Exercise instructions:
Pictures stay out of your copy, but everything else in the records below must be repeated exactly.

-- start Data listing --

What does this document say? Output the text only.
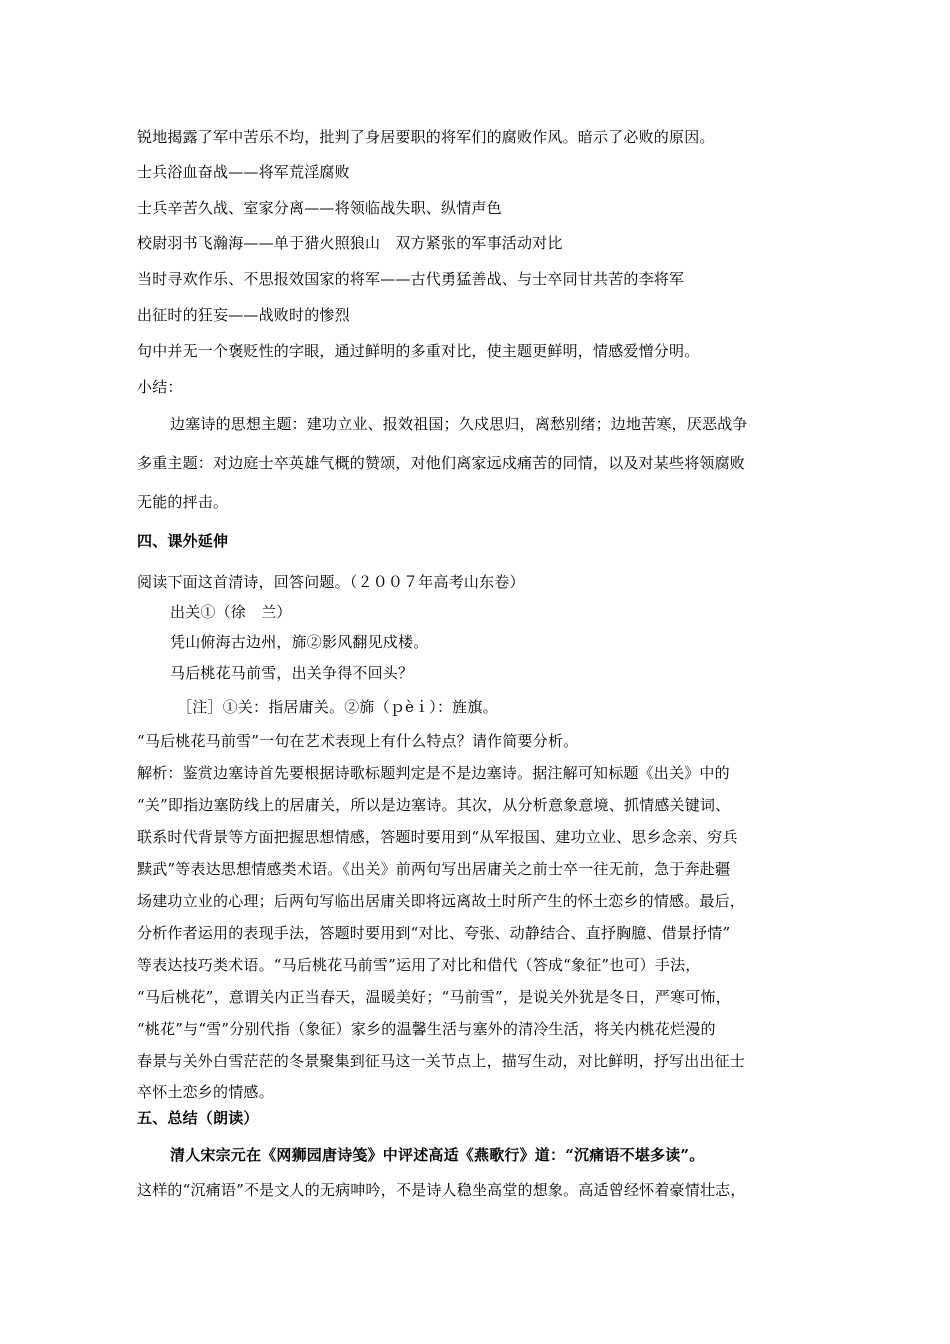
锐地揭露了军中苦乐不均，批判了身居要职的将军们的腐败作风。暗示了必败的原因。
士兵浴血奋战——将军荒淫腐败
士兵辛苦久战、室家分离——将领临战失职、纵情声色
校尉羽书飞瀚海——单于猎火照狼山　双方紧张的军事活动对比
当时寻欢作乐、不思报效国家的将军——古代勇猛善战、与士卒同甘共苦的李将军
出征时的狂妄——战败时的惨烈
句中并无一个褒贬性的字眼，通过鲜明的多重对比，使主题更鲜明，情感爱憎分明。
小结：
边塞诗的思想主题：建功立业、报效祖国；久戍思归，离愁别绪；边地苦寒，厌恶战争
多重主题：对边庭士卒英雄气概的赞颂，对他们离家远戍痛苦的同情，以及对某些将领腐败
无能的抨击。
四、课外延伸
阅读下面这首清诗，回答问题。（２００７年高考山东卷）
出关①（徐　兰）
凭山俯海古边州，旆②影风翻见戍楼。
马后桃花马前雪，出关争得不回头？
［注］①关：指居庸关。②旆（ｐèｉ）：旌旗。
“马后桃花马前雪”一句在艺术表现上有什么特点？请作简要分析。
解析：鉴赏边塞诗首先要根据诗歌标题判定是不是边塞诗。据注解可知标题《出关》中的
“关”即指边塞防线上的居庸关，所以是边塞诗。其次，从分析意象意境、抓情感关键词、
联系时代背景等方面把握思想情感，答题时要用到“从军报国、建功立业、思乡念亲、穷兵
黩武”等表达思想情感类术语。《出关》前两句写出居庸关之前士卒一往无前，急于奔赴疆
场建功立业的心理；后两句写临出居庸关即将远离故土时所产生的怀土恋乡的情感。最后，
分析作者运用的表现手法，答题时要用到“对比、夸张、动静结合、直抒胸臆、借景抒情”
等表达技巧类术语。“马后桃花马前雪”运用了对比和借代（答成“象征”也可）手法，
“马后桃花”，意谓关内正当春天，温暖美好；“马前雪”，是说关外犹是冬日，严寒可怖，
“桃花”与“雪”分别代指（象征）家乡的温馨生活与塞外的清冷生活，将关内桃花烂漫的
春景与关外白雪茫茫的冬景聚集到征马这一关节点上，描写生动，对比鲜明，抒写出出征士
卒怀土恋乡的情感。
五、总结（朗读）
清人宋宗元在《网狮园唐诗笺》中评述高适《燕歌行》道：“沉痛语不堪多读”。
这样的“沉痛语”不是文人的无病呻吟，不是诗人稳坐高堂的想象。高适曾经怀着豪情壮志，
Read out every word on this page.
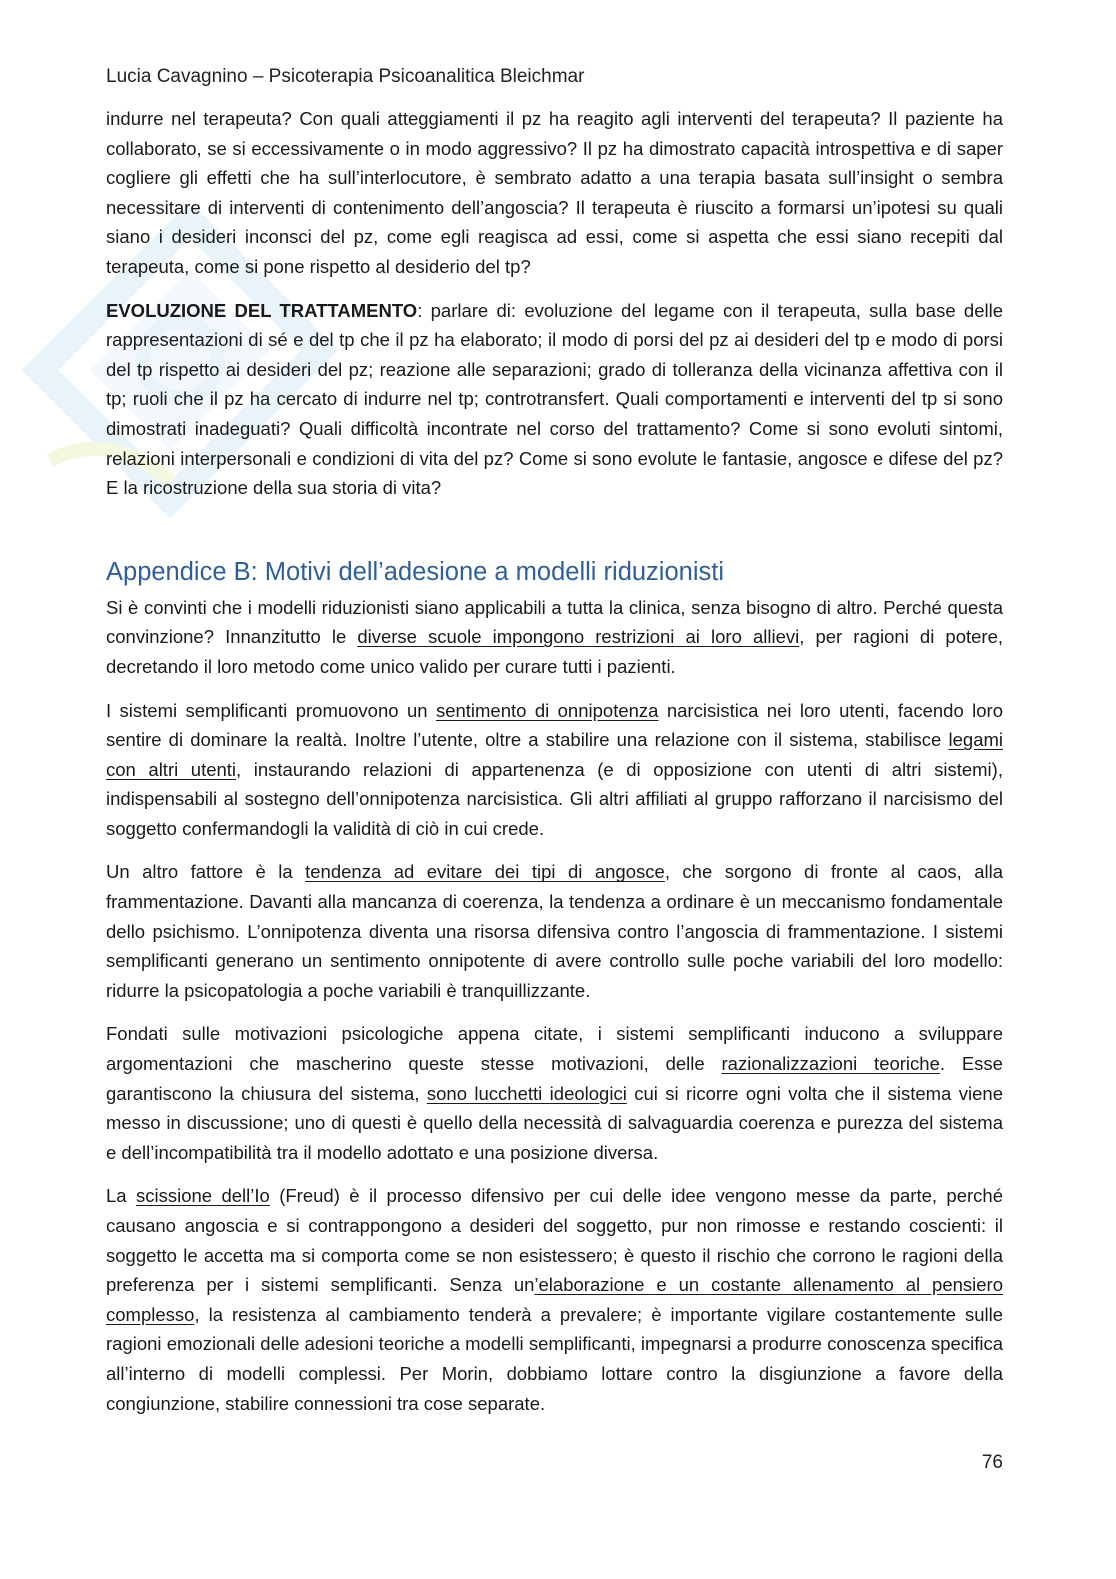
Lucia Cavagnino – Psicoterapia Psicoanalitica Bleichmar

indurre nel terapeuta? Con quali atteggiamenti il pz ha reagito agli interventi del terapeuta? Il paziente ha collaborato, se si eccessivamente o in modo aggressivo? Il pz ha dimostrato capacità introspettiva e di saper cogliere gli effetti che ha sull’interlocutore, è sembrato adatto a una terapia basata sull’insight o sembra necessitare di interventi di contenimento dell’angoscia? Il terapeuta è riuscito a formarsi un’ipotesi su quali siano i desideri inconsci del pz, come egli reagisca ad essi, come si aspetta che essi siano recepiti dal terapeuta, come si pone rispetto al desiderio del tp?

EVOLUZIONE DEL TRATTAMENTO: parlare di: evoluzione del legame con il terapeuta, sulla base delle rappresentazioni di sé e del tp che il pz ha elaborato; il modo di porsi del pz ai desideri del tp e modo di porsi del tp rispetto ai desideri del pz; reazione alle separazioni; grado di tolleranza della vicinanza affettiva con il tp; ruoli che il pz ha cercato di indurre nel tp; controtransfert. Quali comportamenti e interventi del tp si sono dimostrati inadeguati? Quali difficoltà incontrate nel corso del trattamento? Come si sono evoluti sintomi, relazioni interpersonali e condizioni di vita del pz? Come si sono evolute le fantasie, angosce e difese del pz? E la ricostruzione della sua storia di vita?

Appendice B: Motivi dell’adesione a modelli riduzionisti

Si è convinti che i modelli riduzionisti siano applicabili a tutta la clinica, senza bisogno di altro. Perché questa convinzione? Innanzitutto le diverse scuole impongono restrizioni ai loro allievi, per ragioni di potere, decretando il loro metodo come unico valido per curare tutti i pazienti.

I sistemi semplificanti promuovono un sentimento di onnipotenza narcisistica nei loro utenti, facendo loro sentire di dominare la realtà. Inoltre l’utente, oltre a stabilire una relazione con il sistema, stabilisce legami con altri utenti, instaurando relazioni di appartenenza (e di opposizione con utenti di altri sistemi), indispensabili al sostegno dell’onnipotenza narcisistica. Gli altri affiliati al gruppo rafforzano il narcisismo del soggetto confermandogli la validità di ciò in cui crede.

Un altro fattore è la tendenza ad evitare dei tipi di angosce, che sorgono di fronte al caos, alla frammentazione. Davanti alla mancanza di coerenza, la tendenza a ordinare è un meccanismo fondamentale dello psichismo. L’onnipotenza diventa una risorsa difensiva contro l’angoscia di frammentazione. I sistemi semplificanti generano un sentimento onnipotente di avere controllo sulle poche variabili del loro modello: ridurre la psicopatologia a poche variabili è tranquillizzante.

Fondati sulle motivazioni psicologiche appena citate, i sistemi semplificanti inducono a sviluppare argomentazioni che mascherino queste stesse motivazioni, delle razionalizzazioni teoriche. Esse garantiscono la chiusura del sistema, sono lucchetti ideologici cui si ricorre ogni volta che il sistema viene messo in discussione; uno di questi è quello della necessità di salvaguardia coerenza e purezza del sistema e dell’incompatibilità tra il modello adottato e una posizione diversa.

La scissione dell’Io (Freud) è il processo difensivo per cui delle idee vengono messe da parte, perché causano angoscia e si contrappongono a desideri del soggetto, pur non rimosse e restando coscienti: il soggetto le accetta ma si comporta come se non esistessero; è questo il rischio che corrono le ragioni della preferenza per i sistemi semplificanti. Senza un’elaborazione e un costante allenamento al pensiero complesso, la resistenza al cambiamento tenderà a prevalere; è importante vigilare costantemente sulle ragioni emozionali delle adesioni teoriche a modelli semplificanti, impegnarsi a produrre conoscenza specifica all’interno di modelli complessi. Per Morin, dobbiamo lottare contro la disgiunzione a favore della congiunzione, stabilire connessioni tra cose separate.

76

-- end Data listing --

Solved problem:
What does this document say? Output the text only.
锐地揭露了军中苦乐不均，批判了身居要职的将军们的腐败作风。暗示了必败的原因。
士兵浴血奋战——将军荒淫腐败
士兵辛苦久战、室家分离——将领临战失职、纵情声色
校尉羽书飞瀚海——单于猎火照狼山　双方紧张的军事活动对比
当时寻欢作乐、不思报效国家的将军——古代勇猛善战、与士卒同甘共苦的李将军
出征时的狂妄——战败时的惨烈
句中并无一个褒贬性的字眼，通过鲜明的多重对比，使主题更鲜明，情感爱憎分明。
小结：
边塞诗的思想主题：建功立业、报效祖国；久戍思归，离愁别绪；边地苦寒，厌恶战争
多重主题：对边庭士卒英雄气概的赞颂，对他们离家远戍痛苦的同情，以及对某些将领腐败
无能的抨击。
四、课外延伸
阅读下面这首清诗，回答问题。（２００７年高考山东卷）
出关①（徐　兰）
凭山俯海古边州，旆②影风翻见戍楼。
马后桃花马前雪，出关争得不回头？
［注］①关：指居庸关。②旆（ｐèｉ）：旌旗。
“马后桃花马前雪”一句在艺术表现上有什么特点？请作简要分析。
解析：鉴赏边塞诗首先要根据诗歌标题判定是不是边塞诗。据注解可知标题《出关》中的
“关”即指边塞防线上的居庸关，所以是边塞诗。其次，从分析意象意境、抓情感关键词、
联系时代背景等方面把握思想情感，答题时要用到“从军报国、建功立业、思乡念亲、穷兵
黩武”等表达思想情感类术语。《出关》前两句写出居庸关之前士卒一往无前，急于奔赴疆
场建功立业的心理；后两句写临出居庸关即将远离故土时所产生的怀土恋乡的情感。最后，
分析作者运用的表现手法，答题时要用到“对比、夸张、动静结合、直抒胸臆、借景抒情”
等表达技巧类术语。“马后桃花马前雪”运用了对比和借代（答成“象征”也可）手法，
“马后桃花”，意谓关内正当春天，温暖美好；“马前雪”，是说关外犹是冬日，严寒可怖，
“桃花”与“雪”分别代指（象征）家乡的温馨生活与塞外的清冷生活，将关内桃花烂漫的
春景与关外白雪茫茫的冬景聚集到征马这一关节点上，描写生动，对比鲜明，抒写出出征士
卒怀土恋乡的情感。
五、总结（朗读）
清人宋宗元在《网狮园唐诗笺》中评述高适《燕歌行》道：“沉痛语不堪多读”。
这样的“沉痛语”不是文人的无病呻吟，不是诗人稳坐高堂的想象。高适曾经怀着豪情壮志，
Read out every word on this page.
Lucia Cavagnino – Psicoterapia Psicoanalitica Bleichmar

indurre nel terapeuta? Con quali atteggiamenti il pz ha reagito agli interventi del terapeuta? Il paziente ha collaborato, se si eccessivamente o in modo aggressivo? Il pz ha dimostrato capacità introspettiva e di saper cogliere gli effetti che ha sull’interlocutore, è sembrato adatto a una terapia basata sull’insight o sembra necessitare di interventi di contenimento dell’angoscia? Il terapeuta è riuscito a formarsi un’ipotesi su quali siano i desideri inconsci del pz, come egli reagisca ad essi, come si aspetta che essi siano recepiti dal terapeuta, come si pone rispetto al desiderio del tp?

EVOLUZIONE DEL TRATTAMENTO: parlare di: evoluzione del legame con il terapeuta, sulla base delle rappresentazioni di sé e del tp che il pz ha elaborato; il modo di porsi del pz ai desideri del tp e modo di porsi del tp rispetto ai desideri del pz; reazione alle separazioni; grado di tolleranza della vicinanza affettiva con il tp; ruoli che il pz ha cercato di indurre nel tp; controtransfert. Quali comportamenti e interventi del tp si sono dimostrati inadeguati? Quali difficoltà incontrate nel corso del trattamento? Come si sono evoluti sintomi, relazioni interpersonali e condizioni di vita del pz? Come si sono evolute le fantasie, angosce e difese del pz? E la ricostruzione della sua storia di vita?

Appendice B: Motivi dell’adesione a modelli riduzionisti

Si è convinti che i modelli riduzionisti siano applicabili a tutta la clinica, senza bisogno di altro. Perché questa convinzione? Innanzitutto le diverse scuole impongono restrizioni ai loro allievi, per ragioni di potere, decretando il loro metodo come unico valido per curare tutti i pazienti.

I sistemi semplificanti promuovono un sentimento di onnipotenza narcisistica nei loro utenti, facendo loro sentire di dominare la realtà. Inoltre l’utente, oltre a stabilire una relazione con il sistema, stabilisce legami con altri utenti, instaurando relazioni di appartenenza (e di opposizione con utenti di altri sistemi), indispensabili al sostegno dell’onnipotenza narcisistica. Gli altri affiliati al gruppo rafforzano il narcisismo del soggetto confermandogli la validità di ciò in cui crede.

Un altro fattore è la tendenza ad evitare dei tipi di angosce, che sorgono di fronte al caos, alla frammentazione. Davanti alla mancanza di coerenza, la tendenza a ordinare è un meccanismo fondamentale dello psichismo. L’onnipotenza diventa una risorsa difensiva contro l’angoscia di frammentazione. I sistemi semplificanti generano un sentimento onnipotente di avere controllo sulle poche variabili del loro modello: ridurre la psicopatologia a poche variabili è tranquillizzante.

Fondati sulle motivazioni psicologiche appena citate, i sistemi semplificanti inducono a sviluppare argomentazioni che mascherino queste stesse motivazioni, delle razionalizzazioni teoriche. Esse garantiscono la chiusura del sistema, sono lucchetti ideologici cui si ricorre ogni volta che il sistema viene messo in discussione; uno di questi è quello della necessità di salvaguardia coerenza e purezza del sistema e dell’incompatibilità tra il modello adottato e una posizione diversa.

La scissione dell’Io (Freud) è il processo difensivo per cui delle idee vengono messe da parte, perché causano angoscia e si contrappongono a desideri del soggetto, pur non rimosse e restando coscienti: il soggetto le accetta ma si comporta come se non esistessero; è questo il rischio che corrono le ragioni della preferenza per i sistemi semplificanti. Senza un’elaborazione e un costante allenamento al pensiero complesso, la resistenza al cambiamento tenderà a prevalere; è importante vigilare costantemente sulle ragioni emozionali delle adesioni teoriche a modelli semplificanti, impegnarsi a produrre conoscenza specifica all’interno di modelli complessi. Per Morin, dobbiamo lottare contro la disgiunzione a favore della congiunzione, stabilire connessioni tra cose separate.

76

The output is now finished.